▸ **Challenge**:
Reproduce the stretch from the start of the records through the line containing "menu-breadcrumb: Menu: Master", with every "interactable" switched to "clickable" and everything else left unchanged.

▸ **Dataset rows**:
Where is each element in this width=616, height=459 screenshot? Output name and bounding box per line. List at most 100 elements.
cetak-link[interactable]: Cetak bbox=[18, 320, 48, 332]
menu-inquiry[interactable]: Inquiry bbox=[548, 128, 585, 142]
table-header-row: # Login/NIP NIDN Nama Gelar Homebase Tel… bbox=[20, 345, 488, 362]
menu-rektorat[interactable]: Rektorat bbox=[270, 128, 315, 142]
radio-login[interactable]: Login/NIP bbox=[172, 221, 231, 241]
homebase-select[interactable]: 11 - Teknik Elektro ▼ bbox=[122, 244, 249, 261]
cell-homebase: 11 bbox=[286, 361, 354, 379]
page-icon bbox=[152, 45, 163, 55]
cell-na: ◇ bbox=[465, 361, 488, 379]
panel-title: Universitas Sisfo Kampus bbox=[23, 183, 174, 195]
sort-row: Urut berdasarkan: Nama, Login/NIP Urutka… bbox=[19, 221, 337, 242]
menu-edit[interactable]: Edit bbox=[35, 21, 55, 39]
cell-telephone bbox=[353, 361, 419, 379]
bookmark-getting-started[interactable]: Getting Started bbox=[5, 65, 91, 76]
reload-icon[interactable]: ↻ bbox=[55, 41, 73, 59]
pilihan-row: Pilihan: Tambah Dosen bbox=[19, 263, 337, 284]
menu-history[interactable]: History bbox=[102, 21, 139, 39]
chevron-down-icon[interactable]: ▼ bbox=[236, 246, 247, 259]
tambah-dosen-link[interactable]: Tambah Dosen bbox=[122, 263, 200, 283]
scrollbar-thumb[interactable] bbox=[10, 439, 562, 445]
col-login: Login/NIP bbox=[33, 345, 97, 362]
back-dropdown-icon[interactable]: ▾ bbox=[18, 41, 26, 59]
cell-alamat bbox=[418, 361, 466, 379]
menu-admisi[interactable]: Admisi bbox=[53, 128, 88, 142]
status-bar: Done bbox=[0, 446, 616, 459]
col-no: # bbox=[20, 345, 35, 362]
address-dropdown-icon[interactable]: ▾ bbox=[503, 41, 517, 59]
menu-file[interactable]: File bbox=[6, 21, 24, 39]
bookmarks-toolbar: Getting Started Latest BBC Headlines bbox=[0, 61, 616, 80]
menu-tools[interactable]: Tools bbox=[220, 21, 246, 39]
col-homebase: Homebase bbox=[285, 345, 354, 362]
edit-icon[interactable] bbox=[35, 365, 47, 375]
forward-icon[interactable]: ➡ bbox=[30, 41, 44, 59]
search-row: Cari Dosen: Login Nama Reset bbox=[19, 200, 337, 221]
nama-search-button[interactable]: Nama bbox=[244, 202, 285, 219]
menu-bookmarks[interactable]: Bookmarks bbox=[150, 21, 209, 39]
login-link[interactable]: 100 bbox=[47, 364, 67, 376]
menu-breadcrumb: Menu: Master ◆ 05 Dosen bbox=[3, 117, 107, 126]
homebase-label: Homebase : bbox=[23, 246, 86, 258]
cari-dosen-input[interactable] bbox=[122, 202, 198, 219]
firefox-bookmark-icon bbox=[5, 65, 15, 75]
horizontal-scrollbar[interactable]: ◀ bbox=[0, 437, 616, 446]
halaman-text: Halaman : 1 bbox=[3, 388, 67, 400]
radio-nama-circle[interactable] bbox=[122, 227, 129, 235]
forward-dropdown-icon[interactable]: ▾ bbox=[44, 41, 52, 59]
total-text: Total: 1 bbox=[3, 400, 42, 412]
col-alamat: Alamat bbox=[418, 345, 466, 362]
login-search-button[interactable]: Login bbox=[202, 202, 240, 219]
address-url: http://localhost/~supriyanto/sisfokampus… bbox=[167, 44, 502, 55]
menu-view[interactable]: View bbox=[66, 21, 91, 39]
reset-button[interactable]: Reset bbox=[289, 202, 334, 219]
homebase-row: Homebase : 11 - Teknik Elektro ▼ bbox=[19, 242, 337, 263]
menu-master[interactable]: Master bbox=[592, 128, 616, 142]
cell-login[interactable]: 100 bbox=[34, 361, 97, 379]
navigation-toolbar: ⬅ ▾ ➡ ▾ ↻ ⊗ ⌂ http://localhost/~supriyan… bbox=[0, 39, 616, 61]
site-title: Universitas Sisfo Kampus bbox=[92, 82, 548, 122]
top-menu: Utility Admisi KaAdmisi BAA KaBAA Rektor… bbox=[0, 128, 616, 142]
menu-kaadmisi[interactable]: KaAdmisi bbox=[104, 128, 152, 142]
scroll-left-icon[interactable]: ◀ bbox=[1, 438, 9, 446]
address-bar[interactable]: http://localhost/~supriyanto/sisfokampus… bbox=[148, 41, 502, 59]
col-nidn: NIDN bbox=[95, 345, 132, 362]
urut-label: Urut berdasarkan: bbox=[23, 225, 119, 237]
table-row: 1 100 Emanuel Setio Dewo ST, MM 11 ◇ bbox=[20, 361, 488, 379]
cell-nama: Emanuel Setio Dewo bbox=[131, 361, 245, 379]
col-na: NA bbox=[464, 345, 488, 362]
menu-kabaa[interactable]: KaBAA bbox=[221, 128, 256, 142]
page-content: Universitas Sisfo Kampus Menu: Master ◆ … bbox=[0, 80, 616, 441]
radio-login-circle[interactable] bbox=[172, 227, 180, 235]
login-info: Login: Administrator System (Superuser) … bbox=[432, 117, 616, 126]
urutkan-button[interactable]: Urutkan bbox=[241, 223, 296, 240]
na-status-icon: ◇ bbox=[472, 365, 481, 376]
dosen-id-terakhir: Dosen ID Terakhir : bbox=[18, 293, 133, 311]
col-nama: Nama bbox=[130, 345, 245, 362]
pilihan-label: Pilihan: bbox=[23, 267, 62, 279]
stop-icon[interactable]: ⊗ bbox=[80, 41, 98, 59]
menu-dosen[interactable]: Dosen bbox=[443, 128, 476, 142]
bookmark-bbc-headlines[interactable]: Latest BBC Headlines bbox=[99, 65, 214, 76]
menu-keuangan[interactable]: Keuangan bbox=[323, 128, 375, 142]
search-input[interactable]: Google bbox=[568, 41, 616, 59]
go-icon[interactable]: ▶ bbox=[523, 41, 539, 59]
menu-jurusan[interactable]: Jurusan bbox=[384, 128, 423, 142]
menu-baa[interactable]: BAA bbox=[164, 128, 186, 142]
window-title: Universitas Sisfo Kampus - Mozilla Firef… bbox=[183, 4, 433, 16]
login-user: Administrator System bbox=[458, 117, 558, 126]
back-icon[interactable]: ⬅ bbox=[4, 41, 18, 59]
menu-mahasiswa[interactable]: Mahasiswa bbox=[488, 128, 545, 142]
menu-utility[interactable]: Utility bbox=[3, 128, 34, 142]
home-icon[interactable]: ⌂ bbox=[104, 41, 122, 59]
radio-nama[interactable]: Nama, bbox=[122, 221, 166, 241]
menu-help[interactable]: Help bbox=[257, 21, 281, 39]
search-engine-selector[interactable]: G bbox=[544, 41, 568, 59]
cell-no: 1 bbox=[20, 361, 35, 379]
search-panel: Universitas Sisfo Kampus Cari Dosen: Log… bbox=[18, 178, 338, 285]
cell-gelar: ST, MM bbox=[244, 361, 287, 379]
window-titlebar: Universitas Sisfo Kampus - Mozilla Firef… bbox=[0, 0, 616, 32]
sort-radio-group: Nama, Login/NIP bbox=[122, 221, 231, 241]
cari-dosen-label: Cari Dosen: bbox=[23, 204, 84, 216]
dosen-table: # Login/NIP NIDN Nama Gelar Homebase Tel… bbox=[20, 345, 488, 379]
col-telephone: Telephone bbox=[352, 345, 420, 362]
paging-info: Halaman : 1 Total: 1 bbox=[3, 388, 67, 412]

▸ **Reply**:
Where is each element in this width=616, height=459 screenshot? Output name and bounding box per line. List at most 100 elements.
cetak-link[clickable]: Cetak bbox=[18, 320, 48, 332]
menu-inquiry[clickable]: Inquiry bbox=[548, 128, 585, 142]
table-header-row: # Login/NIP NIDN Nama Gelar Homebase Tel… bbox=[20, 345, 488, 362]
menu-rektorat[clickable]: Rektorat bbox=[270, 128, 315, 142]
radio-login[clickable]: Login/NIP bbox=[172, 221, 231, 241]
homebase-select[clickable]: 11 - Teknik Elektro ▼ bbox=[122, 244, 249, 261]
cell-homebase: 11 bbox=[286, 361, 354, 379]
page-icon bbox=[152, 45, 163, 55]
cell-na: ◇ bbox=[465, 361, 488, 379]
panel-title: Universitas Sisfo Kampus bbox=[23, 183, 174, 195]
sort-row: Urut berdasarkan: Nama, Login/NIP Urutka… bbox=[19, 221, 337, 242]
menu-edit[clickable]: Edit bbox=[35, 21, 55, 39]
cell-telephone bbox=[353, 361, 419, 379]
bookmark-getting-started[clickable]: Getting Started bbox=[5, 65, 91, 76]
reload-icon[clickable]: ↻ bbox=[55, 41, 73, 59]
pilihan-row: Pilihan: Tambah Dosen bbox=[19, 263, 337, 284]
menu-history[clickable]: History bbox=[102, 21, 139, 39]
chevron-down-icon[clickable]: ▼ bbox=[236, 246, 247, 259]
tambah-dosen-link[clickable]: Tambah Dosen bbox=[122, 263, 200, 283]
scrollbar-thumb[clickable] bbox=[10, 439, 562, 445]
col-login: Login/NIP bbox=[33, 345, 97, 362]
back-dropdown-icon[clickable]: ▾ bbox=[18, 41, 26, 59]
cell-alamat bbox=[418, 361, 466, 379]
menu-admisi[clickable]: Admisi bbox=[53, 128, 88, 142]
status-bar: Done bbox=[0, 446, 616, 459]
col-no: # bbox=[20, 345, 35, 362]
address-dropdown-icon[clickable]: ▾ bbox=[503, 41, 517, 59]
menu-file[clickable]: File bbox=[6, 21, 24, 39]
bookmarks-toolbar: Getting Started Latest BBC Headlines bbox=[0, 61, 616, 80]
menu-tools[clickable]: Tools bbox=[220, 21, 246, 39]
col-homebase: Homebase bbox=[285, 345, 354, 362]
edit-icon[clickable] bbox=[35, 365, 47, 375]
forward-icon[clickable]: ➡ bbox=[30, 41, 44, 59]
search-row: Cari Dosen: Login Nama Reset bbox=[19, 200, 337, 221]
nama-search-button[clickable]: Nama bbox=[244, 202, 285, 219]
menu-bookmarks[clickable]: Bookmarks bbox=[150, 21, 209, 39]
login-link[clickable]: 100 bbox=[47, 364, 67, 376]
menu-breadcrumb: Menu: Master ◆ 05 Dosen bbox=[3, 117, 107, 126]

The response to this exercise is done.